> WRITTEN REQUEST:
Locate every line in the material below that has the word "sigma". Copy each of those lines.

> DATA TO PROCESS:

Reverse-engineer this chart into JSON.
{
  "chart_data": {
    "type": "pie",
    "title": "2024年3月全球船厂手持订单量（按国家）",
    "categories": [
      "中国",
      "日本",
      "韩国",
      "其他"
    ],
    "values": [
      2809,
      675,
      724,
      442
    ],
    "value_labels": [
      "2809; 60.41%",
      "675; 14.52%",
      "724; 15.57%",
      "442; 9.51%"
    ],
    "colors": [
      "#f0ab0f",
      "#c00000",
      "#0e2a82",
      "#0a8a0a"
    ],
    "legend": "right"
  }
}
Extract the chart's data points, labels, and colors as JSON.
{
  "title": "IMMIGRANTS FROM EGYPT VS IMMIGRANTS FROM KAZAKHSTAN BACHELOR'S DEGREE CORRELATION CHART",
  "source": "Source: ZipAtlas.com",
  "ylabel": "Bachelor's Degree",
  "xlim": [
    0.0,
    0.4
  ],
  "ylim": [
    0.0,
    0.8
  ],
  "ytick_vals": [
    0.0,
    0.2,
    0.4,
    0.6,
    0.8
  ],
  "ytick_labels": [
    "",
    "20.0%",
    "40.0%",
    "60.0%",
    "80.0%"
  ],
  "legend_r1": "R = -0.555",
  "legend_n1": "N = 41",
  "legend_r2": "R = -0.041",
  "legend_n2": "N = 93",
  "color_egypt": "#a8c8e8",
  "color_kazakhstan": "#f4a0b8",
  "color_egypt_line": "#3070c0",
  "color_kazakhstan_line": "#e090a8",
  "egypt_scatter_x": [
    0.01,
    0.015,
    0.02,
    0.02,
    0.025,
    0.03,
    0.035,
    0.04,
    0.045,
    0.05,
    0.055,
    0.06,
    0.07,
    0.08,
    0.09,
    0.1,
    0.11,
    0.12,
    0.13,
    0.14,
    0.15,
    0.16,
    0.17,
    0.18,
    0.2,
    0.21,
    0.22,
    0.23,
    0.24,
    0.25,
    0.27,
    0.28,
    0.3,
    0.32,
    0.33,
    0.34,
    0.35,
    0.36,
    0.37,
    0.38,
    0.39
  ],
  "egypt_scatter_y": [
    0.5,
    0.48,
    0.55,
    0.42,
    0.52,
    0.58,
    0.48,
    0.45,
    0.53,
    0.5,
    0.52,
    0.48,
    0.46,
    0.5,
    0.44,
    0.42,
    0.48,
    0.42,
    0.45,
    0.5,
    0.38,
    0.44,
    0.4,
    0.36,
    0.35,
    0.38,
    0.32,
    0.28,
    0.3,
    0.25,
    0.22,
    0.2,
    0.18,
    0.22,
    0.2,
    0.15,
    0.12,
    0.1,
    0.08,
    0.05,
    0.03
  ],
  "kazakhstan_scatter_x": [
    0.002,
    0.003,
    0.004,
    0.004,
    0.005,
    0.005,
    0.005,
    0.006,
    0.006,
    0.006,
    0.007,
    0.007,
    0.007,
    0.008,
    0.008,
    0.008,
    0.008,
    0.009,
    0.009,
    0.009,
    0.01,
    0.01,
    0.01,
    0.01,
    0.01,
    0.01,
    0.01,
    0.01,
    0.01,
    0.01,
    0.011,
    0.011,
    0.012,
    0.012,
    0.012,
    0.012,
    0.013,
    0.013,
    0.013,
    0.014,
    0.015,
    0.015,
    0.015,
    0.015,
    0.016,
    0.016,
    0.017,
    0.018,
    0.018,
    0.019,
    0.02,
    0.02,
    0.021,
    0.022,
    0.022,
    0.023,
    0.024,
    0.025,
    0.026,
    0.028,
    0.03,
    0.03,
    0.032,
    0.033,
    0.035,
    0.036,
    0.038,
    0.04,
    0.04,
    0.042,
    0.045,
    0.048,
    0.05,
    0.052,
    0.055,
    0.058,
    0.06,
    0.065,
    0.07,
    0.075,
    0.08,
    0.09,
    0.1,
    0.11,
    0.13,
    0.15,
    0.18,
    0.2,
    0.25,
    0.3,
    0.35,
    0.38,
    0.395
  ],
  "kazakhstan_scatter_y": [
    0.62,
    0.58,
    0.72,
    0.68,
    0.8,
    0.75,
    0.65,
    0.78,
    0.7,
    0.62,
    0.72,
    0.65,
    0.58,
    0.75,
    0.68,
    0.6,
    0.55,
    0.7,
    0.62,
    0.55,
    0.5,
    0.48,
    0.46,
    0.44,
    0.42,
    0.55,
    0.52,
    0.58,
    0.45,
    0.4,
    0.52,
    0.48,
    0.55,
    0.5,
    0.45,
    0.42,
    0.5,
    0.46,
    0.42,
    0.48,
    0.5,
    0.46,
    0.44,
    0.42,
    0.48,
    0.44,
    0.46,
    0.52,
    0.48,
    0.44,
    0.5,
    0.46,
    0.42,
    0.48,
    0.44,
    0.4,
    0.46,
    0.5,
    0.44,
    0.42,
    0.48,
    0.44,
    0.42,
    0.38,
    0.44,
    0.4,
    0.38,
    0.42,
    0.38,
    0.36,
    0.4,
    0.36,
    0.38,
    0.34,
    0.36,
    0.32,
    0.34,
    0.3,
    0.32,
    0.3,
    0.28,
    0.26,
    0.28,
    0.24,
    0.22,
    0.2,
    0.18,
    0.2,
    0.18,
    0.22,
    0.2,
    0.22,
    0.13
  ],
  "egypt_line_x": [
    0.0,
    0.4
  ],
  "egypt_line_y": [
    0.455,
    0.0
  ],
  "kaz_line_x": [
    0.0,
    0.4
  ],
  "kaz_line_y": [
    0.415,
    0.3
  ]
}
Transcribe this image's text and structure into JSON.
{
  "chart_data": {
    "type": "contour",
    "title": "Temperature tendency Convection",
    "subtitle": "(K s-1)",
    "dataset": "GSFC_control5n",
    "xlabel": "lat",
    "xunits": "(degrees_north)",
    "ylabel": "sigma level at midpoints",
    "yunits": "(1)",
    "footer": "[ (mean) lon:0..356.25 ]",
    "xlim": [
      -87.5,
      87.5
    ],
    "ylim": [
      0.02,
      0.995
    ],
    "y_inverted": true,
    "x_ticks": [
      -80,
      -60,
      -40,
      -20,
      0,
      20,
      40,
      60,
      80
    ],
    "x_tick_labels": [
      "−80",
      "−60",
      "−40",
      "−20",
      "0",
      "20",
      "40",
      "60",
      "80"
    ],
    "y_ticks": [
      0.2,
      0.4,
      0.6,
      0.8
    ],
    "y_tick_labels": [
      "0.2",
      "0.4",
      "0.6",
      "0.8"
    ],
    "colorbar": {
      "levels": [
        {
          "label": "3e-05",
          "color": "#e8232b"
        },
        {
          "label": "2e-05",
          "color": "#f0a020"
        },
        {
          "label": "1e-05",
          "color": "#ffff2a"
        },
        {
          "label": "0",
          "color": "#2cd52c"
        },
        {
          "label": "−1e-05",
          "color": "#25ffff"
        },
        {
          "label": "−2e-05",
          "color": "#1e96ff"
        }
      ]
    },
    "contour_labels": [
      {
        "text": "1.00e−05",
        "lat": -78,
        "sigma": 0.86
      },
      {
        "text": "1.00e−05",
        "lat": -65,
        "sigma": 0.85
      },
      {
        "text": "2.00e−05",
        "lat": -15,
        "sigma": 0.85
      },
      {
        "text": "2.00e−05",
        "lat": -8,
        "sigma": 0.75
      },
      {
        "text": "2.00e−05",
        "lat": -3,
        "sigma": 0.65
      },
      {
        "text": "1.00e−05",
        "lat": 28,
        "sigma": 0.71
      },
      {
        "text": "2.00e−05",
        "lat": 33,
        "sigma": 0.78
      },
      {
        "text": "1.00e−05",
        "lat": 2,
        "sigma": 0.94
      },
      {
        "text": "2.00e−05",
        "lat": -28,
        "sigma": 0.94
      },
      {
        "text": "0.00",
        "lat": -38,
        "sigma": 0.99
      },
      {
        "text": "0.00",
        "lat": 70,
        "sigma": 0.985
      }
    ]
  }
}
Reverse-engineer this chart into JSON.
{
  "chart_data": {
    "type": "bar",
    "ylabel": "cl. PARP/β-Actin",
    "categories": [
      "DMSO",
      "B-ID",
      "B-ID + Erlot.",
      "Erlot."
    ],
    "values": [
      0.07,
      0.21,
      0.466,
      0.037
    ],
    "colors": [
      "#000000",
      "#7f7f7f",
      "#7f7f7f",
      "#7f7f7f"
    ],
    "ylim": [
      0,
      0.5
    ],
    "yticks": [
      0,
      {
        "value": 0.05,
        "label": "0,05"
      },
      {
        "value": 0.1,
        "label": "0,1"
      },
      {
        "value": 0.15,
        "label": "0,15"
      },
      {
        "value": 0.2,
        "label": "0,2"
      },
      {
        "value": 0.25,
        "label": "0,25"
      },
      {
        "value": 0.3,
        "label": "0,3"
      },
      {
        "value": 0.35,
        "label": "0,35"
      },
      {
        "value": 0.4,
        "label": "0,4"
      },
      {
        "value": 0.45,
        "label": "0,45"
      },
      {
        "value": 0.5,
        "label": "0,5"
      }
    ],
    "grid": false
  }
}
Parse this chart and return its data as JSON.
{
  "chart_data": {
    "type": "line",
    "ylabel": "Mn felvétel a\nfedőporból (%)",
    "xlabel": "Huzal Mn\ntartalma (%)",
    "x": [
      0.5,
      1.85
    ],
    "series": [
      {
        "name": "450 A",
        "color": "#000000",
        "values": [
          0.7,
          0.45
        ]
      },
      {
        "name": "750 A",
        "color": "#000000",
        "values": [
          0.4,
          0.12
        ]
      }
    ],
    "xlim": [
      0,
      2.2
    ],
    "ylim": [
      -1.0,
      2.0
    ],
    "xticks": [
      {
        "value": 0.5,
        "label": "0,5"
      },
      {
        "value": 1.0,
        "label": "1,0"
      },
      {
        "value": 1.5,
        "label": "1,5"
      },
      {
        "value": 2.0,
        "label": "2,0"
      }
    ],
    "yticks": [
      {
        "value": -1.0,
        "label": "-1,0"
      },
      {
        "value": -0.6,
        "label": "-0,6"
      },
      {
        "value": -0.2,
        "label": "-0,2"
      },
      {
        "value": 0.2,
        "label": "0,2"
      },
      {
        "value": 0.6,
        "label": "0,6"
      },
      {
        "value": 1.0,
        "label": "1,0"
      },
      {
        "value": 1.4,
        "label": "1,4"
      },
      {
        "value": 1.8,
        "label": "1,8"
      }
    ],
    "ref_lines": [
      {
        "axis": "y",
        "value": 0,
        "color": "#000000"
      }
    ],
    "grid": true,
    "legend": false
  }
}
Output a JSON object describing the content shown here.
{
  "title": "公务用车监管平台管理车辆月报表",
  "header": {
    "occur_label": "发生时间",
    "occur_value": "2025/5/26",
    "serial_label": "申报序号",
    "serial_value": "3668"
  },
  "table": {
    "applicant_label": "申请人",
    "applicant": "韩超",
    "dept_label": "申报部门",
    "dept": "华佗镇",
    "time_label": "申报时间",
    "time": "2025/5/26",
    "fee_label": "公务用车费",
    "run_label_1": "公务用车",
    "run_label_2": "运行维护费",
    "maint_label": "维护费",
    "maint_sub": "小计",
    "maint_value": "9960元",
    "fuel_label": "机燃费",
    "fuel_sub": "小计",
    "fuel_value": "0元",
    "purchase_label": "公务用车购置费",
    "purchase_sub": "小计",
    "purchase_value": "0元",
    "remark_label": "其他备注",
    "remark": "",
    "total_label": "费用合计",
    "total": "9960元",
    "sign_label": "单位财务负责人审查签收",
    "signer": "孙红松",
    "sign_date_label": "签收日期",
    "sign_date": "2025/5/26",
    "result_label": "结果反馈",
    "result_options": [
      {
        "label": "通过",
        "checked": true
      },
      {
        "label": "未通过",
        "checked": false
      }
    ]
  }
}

> ANSWER TO THIS EXERCISE:
    "ylabel": "sigma level at midpoints",
        "sigma": 0.86
        "sigma": 0.85
        "sigma": 0.85
        "sigma": 0.75
        "sigma": 0.65
        "sigma": 0.71
        "sigma": 0.78
        "sigma": 0.94
        "sigma": 0.94
        "sigma": 0.99
        "sigma": 0.985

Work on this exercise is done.